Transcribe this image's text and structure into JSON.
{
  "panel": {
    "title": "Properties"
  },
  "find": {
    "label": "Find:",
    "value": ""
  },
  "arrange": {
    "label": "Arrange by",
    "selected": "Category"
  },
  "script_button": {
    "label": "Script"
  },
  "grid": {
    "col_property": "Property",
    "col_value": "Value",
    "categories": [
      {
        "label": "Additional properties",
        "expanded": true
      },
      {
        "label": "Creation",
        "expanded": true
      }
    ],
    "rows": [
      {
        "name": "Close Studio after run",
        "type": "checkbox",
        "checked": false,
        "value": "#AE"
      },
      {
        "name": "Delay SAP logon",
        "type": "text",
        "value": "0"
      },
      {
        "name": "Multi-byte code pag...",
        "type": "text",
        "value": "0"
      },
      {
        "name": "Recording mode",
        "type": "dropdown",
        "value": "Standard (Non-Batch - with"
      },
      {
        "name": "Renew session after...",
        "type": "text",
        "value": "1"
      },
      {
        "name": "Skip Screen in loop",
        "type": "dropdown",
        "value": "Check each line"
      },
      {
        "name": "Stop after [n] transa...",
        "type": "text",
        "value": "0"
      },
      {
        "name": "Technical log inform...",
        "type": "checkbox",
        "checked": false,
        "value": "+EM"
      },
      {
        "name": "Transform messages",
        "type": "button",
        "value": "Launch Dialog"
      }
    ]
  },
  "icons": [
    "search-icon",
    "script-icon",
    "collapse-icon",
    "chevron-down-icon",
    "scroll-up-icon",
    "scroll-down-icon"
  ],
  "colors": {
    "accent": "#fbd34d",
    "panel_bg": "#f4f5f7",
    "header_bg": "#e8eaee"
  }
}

● **REQUIREMENT**:
Copy the records above exactly.

● **TASK SOLUTION**:
Transcribe this image's text and structure into JSON.
{
  "panel": {
    "title": "Properties"
  },
  "find": {
    "label": "Find:",
    "value": ""
  },
  "arrange": {
    "label": "Arrange by",
    "selected": "Category"
  },
  "script_button": {
    "label": "Script"
  },
  "grid": {
    "col_property": "Property",
    "col_value": "Value",
    "categories": [
      {
        "label": "Additional properties",
        "expanded": true
      },
      {
        "label": "Creation",
        "expanded": true
      }
    ],
    "rows": [
      {
        "name": "Close Studio after run",
        "type": "checkbox",
        "checked": false,
        "value": "#AE"
      },
      {
        "name": "Delay SAP logon",
        "type": "text",
        "value": "0"
      },
      {
        "name": "Multi-byte code pag...",
        "type": "text",
        "value": "0"
      },
      {
        "name": "Recording mode",
        "type": "dropdown",
        "value": "Standard (Non-Batch - with"
      },
      {
        "name": "Renew session after...",
        "type": "text",
        "value": "1"
      },
      {
        "name": "Skip Screen in loop",
        "type": "dropdown",
        "value": "Check each line"
      },
      {
        "name": "Stop after [n] transa...",
        "type": "text",
        "value": "0"
      },
      {
        "name": "Technical log inform...",
        "type": "checkbox",
        "checked": false,
        "value": "+EM"
      },
      {
        "name": "Transform messages",
        "type": "button",
        "value": "Launch Dialog"
      }
    ]
  },
  "icons": [
    "search-icon",
    "script-icon",
    "collapse-icon",
    "chevron-down-icon",
    "scroll-up-icon",
    "scroll-down-icon"
  ],
  "colors": {
    "accent": "#fbd34d",
    "panel_bg": "#f4f5f7",
    "header_bg": "#e8eaee"
  }
}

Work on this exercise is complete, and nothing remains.